#### Dataset entries on figures
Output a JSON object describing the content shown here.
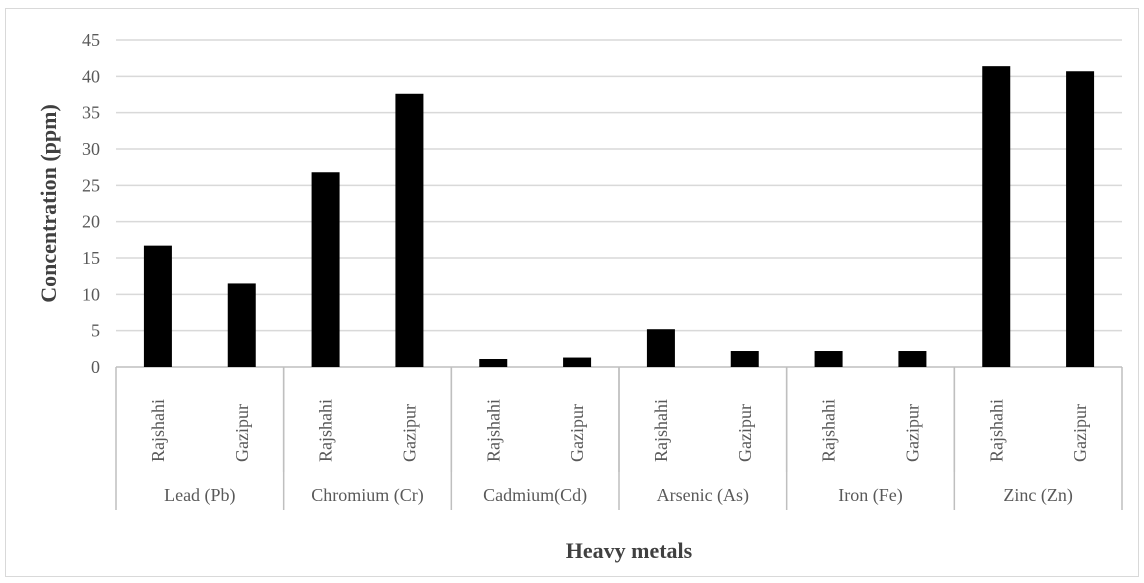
{
  "chart_data": {
    "type": "bar",
    "xlabel": "Heavy metals",
    "ylabel": "Concentration (ppm)",
    "ylim": [
      0,
      45
    ],
    "yticks": [
      0,
      5,
      10,
      15,
      20,
      25,
      30,
      35,
      40,
      45
    ],
    "grid": true,
    "legend": "none",
    "bar_color": "#000000",
    "groups": [
      {
        "label": "Lead (Pb)",
        "categories": [
          "Rajshahi",
          "Gazipur"
        ],
        "values": [
          16.7,
          11.5
        ]
      },
      {
        "label": "Chromium (Cr)",
        "categories": [
          "Rajshahi",
          "Gazipur"
        ],
        "values": [
          26.8,
          37.6
        ]
      },
      {
        "label": "Cadmium(Cd)",
        "categories": [
          "Rajshahi",
          "Gazipur"
        ],
        "values": [
          1.1,
          1.3
        ]
      },
      {
        "label": "Arsenic (As)",
        "categories": [
          "Rajshahi",
          "Gazipur"
        ],
        "values": [
          5.2,
          2.2
        ]
      },
      {
        "label": "Iron (Fe)",
        "categories": [
          "Rajshahi",
          "Gazipur"
        ],
        "values": [
          2.2,
          2.2
        ]
      },
      {
        "label": "Zinc (Zn)",
        "categories": [
          "Rajshahi",
          "Gazipur"
        ],
        "values": [
          41.4,
          40.7
        ]
      }
    ]
  }
}
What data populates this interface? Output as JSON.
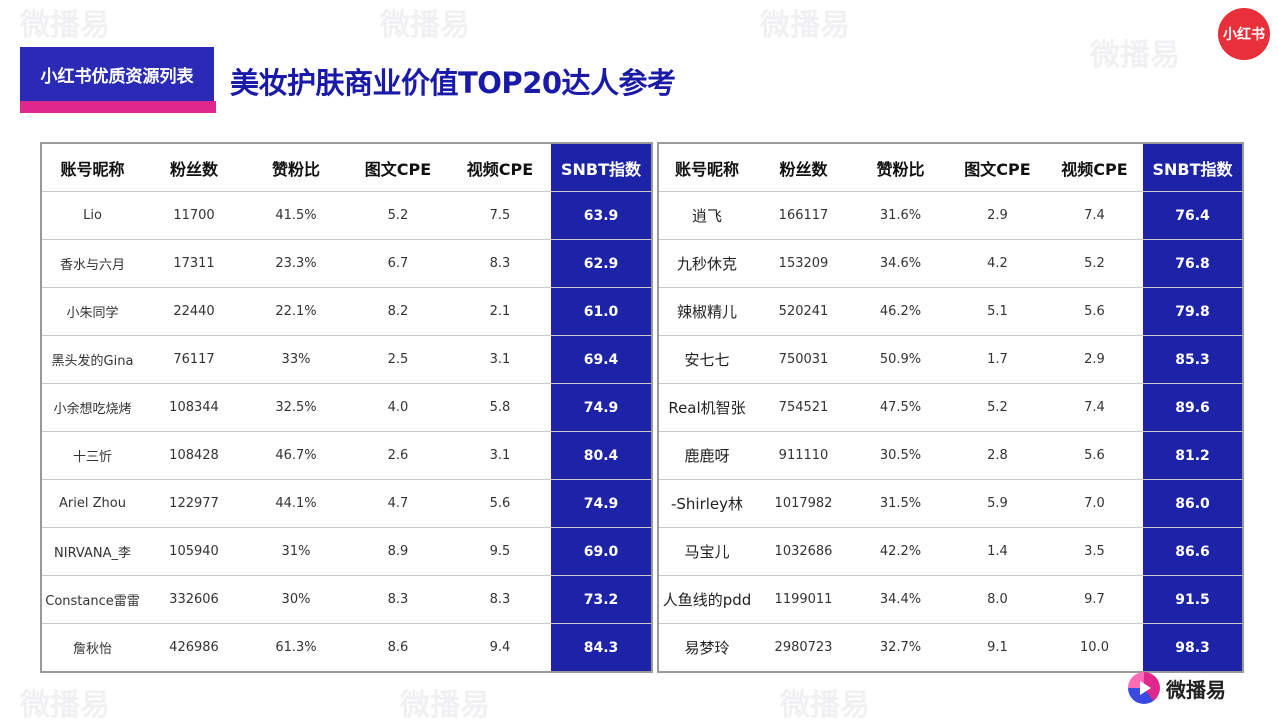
{
  "header": {
    "tag": "小红书优质资源列表",
    "title": "美妆护肤商业价值TOP20达人参考",
    "brand_logo": "小红书",
    "footer_logo": "微播易",
    "watermark": "微播易"
  },
  "colors": {
    "tag_bg": "#2a2ab6",
    "accent_bar": "#e0278e",
    "title": "#1a1aa8",
    "snbt_column": "#1d23a6",
    "xhs_logo": "#e8303a"
  },
  "columns": [
    "账号昵称",
    "粉丝数",
    "赞粉比",
    "图文CPE",
    "视频CPE",
    "SNBT指数"
  ],
  "left_table": [
    [
      "Lio",
      "11700",
      "41.5%",
      "5.2",
      "7.5",
      "63.9"
    ],
    [
      "香水与六月",
      "17311",
      "23.3%",
      "6.7",
      "8.3",
      "62.9"
    ],
    [
      "小朱同学",
      "22440",
      "22.1%",
      "8.2",
      "2.1",
      "61.0"
    ],
    [
      "黑头发的Gina",
      "76117",
      "33%",
      "2.5",
      "3.1",
      "69.4"
    ],
    [
      "小余想吃烧烤",
      "108344",
      "32.5%",
      "4.0",
      "5.8",
      "74.9"
    ],
    [
      "十三忻",
      "108428",
      "46.7%",
      "2.6",
      "3.1",
      "80.4"
    ],
    [
      "Ariel Zhou",
      "122977",
      "44.1%",
      "4.7",
      "5.6",
      "74.9"
    ],
    [
      "NIRVANA_李",
      "105940",
      "31%",
      "8.9",
      "9.5",
      "69.0"
    ],
    [
      "Constance雷雷",
      "332606",
      "30%",
      "8.3",
      "8.3",
      "73.2"
    ],
    [
      "詹秋怡",
      "426986",
      "61.3%",
      "8.6",
      "9.4",
      "84.3"
    ]
  ],
  "right_table": [
    [
      "逍飞",
      "166117",
      "31.6%",
      "2.9",
      "7.4",
      "76.4"
    ],
    [
      "九秒休克",
      "153209",
      "34.6%",
      "4.2",
      "5.2",
      "76.8"
    ],
    [
      "辣椒精儿",
      "520241",
      "46.2%",
      "5.1",
      "5.6",
      "79.8"
    ],
    [
      "安七七",
      "750031",
      "50.9%",
      "1.7",
      "2.9",
      "85.3"
    ],
    [
      "Real机智张",
      "754521",
      "47.5%",
      "5.2",
      "7.4",
      "89.6"
    ],
    [
      "鹿鹿呀",
      "911110",
      "30.5%",
      "2.8",
      "5.6",
      "81.2"
    ],
    [
      "-Shirley林",
      "1017982",
      "31.5%",
      "5.9",
      "7.0",
      "86.0"
    ],
    [
      "马宝儿",
      "1032686",
      "42.2%",
      "1.4",
      "3.5",
      "86.6"
    ],
    [
      "人鱼线的pdd",
      "1199011",
      "34.4%",
      "8.0",
      "9.7",
      "91.5"
    ],
    [
      "易梦玲",
      "2980723",
      "32.7%",
      "9.1",
      "10.0",
      "98.3"
    ]
  ]
}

#### REQUIREMENT
Reproduce the material word for word, minus the images.

#### EXERCISE SOLUTION
Output a JSON object describing the content shown here.
{
  "chart_data": {
    "type": "bar",
    "xlabel": "Heavy metals",
    "ylabel": "Concentration (ppm)",
    "ylim": [
      0,
      45
    ],
    "yticks": [
      0,
      5,
      10,
      15,
      20,
      25,
      30,
      35,
      40,
      45
    ],
    "grid": true,
    "legend": "none",
    "bar_color": "#000000",
    "groups": [
      {
        "label": "Lead (Pb)",
        "categories": [
          "Rajshahi",
          "Gazipur"
        ],
        "values": [
          16.7,
          11.5
        ]
      },
      {
        "label": "Chromium (Cr)",
        "categories": [
          "Rajshahi",
          "Gazipur"
        ],
        "values": [
          26.8,
          37.6
        ]
      },
      {
        "label": "Cadmium(Cd)",
        "categories": [
          "Rajshahi",
          "Gazipur"
        ],
        "values": [
          1.1,
          1.3
        ]
      },
      {
        "label": "Arsenic (As)",
        "categories": [
          "Rajshahi",
          "Gazipur"
        ],
        "values": [
          5.2,
          2.2
        ]
      },
      {
        "label": "Iron (Fe)",
        "categories": [
          "Rajshahi",
          "Gazipur"
        ],
        "values": [
          2.2,
          2.2
        ]
      },
      {
        "label": "Zinc (Zn)",
        "categories": [
          "Rajshahi",
          "Gazipur"
        ],
        "values": [
          41.4,
          40.7
        ]
      }
    ]
  }
}
What data populates this interface? Output as JSON.
{
  "header": {
    "tag": "小红书优质资源列表",
    "title": "美妆护肤商业价值TOP20达人参考",
    "brand_logo": "小红书",
    "footer_logo": "微播易",
    "watermark": "微播易"
  },
  "colors": {
    "tag_bg": "#2a2ab6",
    "accent_bar": "#e0278e",
    "title": "#1a1aa8",
    "snbt_column": "#1d23a6",
    "xhs_logo": "#e8303a"
  },
  "columns": [
    "账号昵称",
    "粉丝数",
    "赞粉比",
    "图文CPE",
    "视频CPE",
    "SNBT指数"
  ],
  "left_table": [
    [
      "Lio",
      "11700",
      "41.5%",
      "5.2",
      "7.5",
      "63.9"
    ],
    [
      "香水与六月",
      "17311",
      "23.3%",
      "6.7",
      "8.3",
      "62.9"
    ],
    [
      "小朱同学",
      "22440",
      "22.1%",
      "8.2",
      "2.1",
      "61.0"
    ],
    [
      "黑头发的Gina",
      "76117",
      "33%",
      "2.5",
      "3.1",
      "69.4"
    ],
    [
      "小余想吃烧烤",
      "108344",
      "32.5%",
      "4.0",
      "5.8",
      "74.9"
    ],
    [
      "十三忻",
      "108428",
      "46.7%",
      "2.6",
      "3.1",
      "80.4"
    ],
    [
      "Ariel Zhou",
      "122977",
      "44.1%",
      "4.7",
      "5.6",
      "74.9"
    ],
    [
      "NIRVANA_李",
      "105940",
      "31%",
      "8.9",
      "9.5",
      "69.0"
    ],
    [
      "Constance雷雷",
      "332606",
      "30%",
      "8.3",
      "8.3",
      "73.2"
    ],
    [
      "詹秋怡",
      "426986",
      "61.3%",
      "8.6",
      "9.4",
      "84.3"
    ]
  ],
  "right_table": [
    [
      "逍飞",
      "166117",
      "31.6%",
      "2.9",
      "7.4",
      "76.4"
    ],
    [
      "九秒休克",
      "153209",
      "34.6%",
      "4.2",
      "5.2",
      "76.8"
    ],
    [
      "辣椒精儿",
      "520241",
      "46.2%",
      "5.1",
      "5.6",
      "79.8"
    ],
    [
      "安七七",
      "750031",
      "50.9%",
      "1.7",
      "2.9",
      "85.3"
    ],
    [
      "Real机智张",
      "754521",
      "47.5%",
      "5.2",
      "7.4",
      "89.6"
    ],
    [
      "鹿鹿呀",
      "911110",
      "30.5%",
      "2.8",
      "5.6",
      "81.2"
    ],
    [
      "-Shirley林",
      "1017982",
      "31.5%",
      "5.9",
      "7.0",
      "86.0"
    ],
    [
      "马宝儿",
      "1032686",
      "42.2%",
      "1.4",
      "3.5",
      "86.6"
    ],
    [
      "人鱼线的pdd",
      "1199011",
      "34.4%",
      "8.0",
      "9.7",
      "91.5"
    ],
    [
      "易梦玲",
      "2980723",
      "32.7%",
      "9.1",
      "10.0",
      "98.3"
    ]
  ]
}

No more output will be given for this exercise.